Required work
Extract all records. Keep each one exact.

[Saved data entries]
┄┄┄┄┄┄

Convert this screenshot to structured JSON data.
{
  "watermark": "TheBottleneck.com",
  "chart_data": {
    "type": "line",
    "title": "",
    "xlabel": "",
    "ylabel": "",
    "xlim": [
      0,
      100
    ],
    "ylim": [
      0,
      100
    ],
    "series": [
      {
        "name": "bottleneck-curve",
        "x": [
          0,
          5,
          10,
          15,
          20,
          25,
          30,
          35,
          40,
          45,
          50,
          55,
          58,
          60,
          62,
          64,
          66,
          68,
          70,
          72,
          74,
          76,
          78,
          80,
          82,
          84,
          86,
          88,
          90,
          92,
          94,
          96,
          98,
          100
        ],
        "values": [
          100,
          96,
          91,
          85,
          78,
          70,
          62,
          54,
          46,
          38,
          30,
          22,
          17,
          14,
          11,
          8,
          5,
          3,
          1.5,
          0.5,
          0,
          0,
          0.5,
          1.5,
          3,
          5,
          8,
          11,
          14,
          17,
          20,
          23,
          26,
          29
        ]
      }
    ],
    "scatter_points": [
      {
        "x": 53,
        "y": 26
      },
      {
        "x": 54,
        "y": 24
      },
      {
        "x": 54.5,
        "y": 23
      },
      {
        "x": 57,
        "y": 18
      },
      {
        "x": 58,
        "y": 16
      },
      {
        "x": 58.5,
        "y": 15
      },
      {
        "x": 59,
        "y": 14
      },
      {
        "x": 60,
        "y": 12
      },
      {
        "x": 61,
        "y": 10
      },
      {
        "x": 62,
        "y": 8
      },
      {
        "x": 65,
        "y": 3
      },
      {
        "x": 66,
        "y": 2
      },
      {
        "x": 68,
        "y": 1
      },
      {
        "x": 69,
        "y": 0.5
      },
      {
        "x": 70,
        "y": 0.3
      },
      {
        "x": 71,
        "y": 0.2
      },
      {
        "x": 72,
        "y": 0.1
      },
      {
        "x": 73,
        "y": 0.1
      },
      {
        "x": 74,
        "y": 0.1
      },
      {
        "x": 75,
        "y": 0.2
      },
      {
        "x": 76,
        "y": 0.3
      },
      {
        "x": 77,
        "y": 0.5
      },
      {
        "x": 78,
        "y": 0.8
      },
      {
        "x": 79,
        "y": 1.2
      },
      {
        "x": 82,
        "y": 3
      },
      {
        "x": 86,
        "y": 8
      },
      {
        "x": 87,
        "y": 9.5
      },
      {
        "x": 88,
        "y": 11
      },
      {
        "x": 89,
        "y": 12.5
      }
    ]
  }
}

┄┄┄┄┄┄

Solution to this exercise
Convert this screenshot to structured JSON data.
{
  "watermark": "TheBottleneck.com",
  "chart_data": {
    "type": "line",
    "title": "",
    "xlabel": "",
    "ylabel": "",
    "xlim": [
      0,
      100
    ],
    "ylim": [
      0,
      100
    ],
    "series": [
      {
        "name": "bottleneck-curve",
        "x": [
          0,
          5,
          10,
          15,
          20,
          25,
          30,
          35,
          40,
          45,
          50,
          55,
          58,
          60,
          62,
          64,
          66,
          68,
          70,
          72,
          74,
          76,
          78,
          80,
          82,
          84,
          86,
          88,
          90,
          92,
          94,
          96,
          98,
          100
        ],
        "values": [
          100,
          96,
          91,
          85,
          78,
          70,
          62,
          54,
          46,
          38,
          30,
          22,
          17,
          14,
          11,
          8,
          5,
          3,
          1.5,
          0.5,
          0,
          0,
          0.5,
          1.5,
          3,
          5,
          8,
          11,
          14,
          17,
          20,
          23,
          26,
          29
        ]
      }
    ],
    "scatter_points": [
      {
        "x": 53,
        "y": 26
      },
      {
        "x": 54,
        "y": 24
      },
      {
        "x": 54.5,
        "y": 23
      },
      {
        "x": 57,
        "y": 18
      },
      {
        "x": 58,
        "y": 16
      },
      {
        "x": 58.5,
        "y": 15
      },
      {
        "x": 59,
        "y": 14
      },
      {
        "x": 60,
        "y": 12
      },
      {
        "x": 61,
        "y": 10
      },
      {
        "x": 62,
        "y": 8
      },
      {
        "x": 65,
        "y": 3
      },
      {
        "x": 66,
        "y": 2
      },
      {
        "x": 68,
        "y": 1
      },
      {
        "x": 69,
        "y": 0.5
      },
      {
        "x": 70,
        "y": 0.3
      },
      {
        "x": 71,
        "y": 0.2
      },
      {
        "x": 72,
        "y": 0.1
      },
      {
        "x": 73,
        "y": 0.1
      },
      {
        "x": 74,
        "y": 0.1
      },
      {
        "x": 75,
        "y": 0.2
      },
      {
        "x": 76,
        "y": 0.3
      },
      {
        "x": 77,
        "y": 0.5
      },
      {
        "x": 78,
        "y": 0.8
      },
      {
        "x": 79,
        "y": 1.2
      },
      {
        "x": 82,
        "y": 3
      },
      {
        "x": 86,
        "y": 8
      },
      {
        "x": 87,
        "y": 9.5
      },
      {
        "x": 88,
        "y": 11
      },
      {
        "x": 89,
        "y": 12.5
      }
    ]
  }
}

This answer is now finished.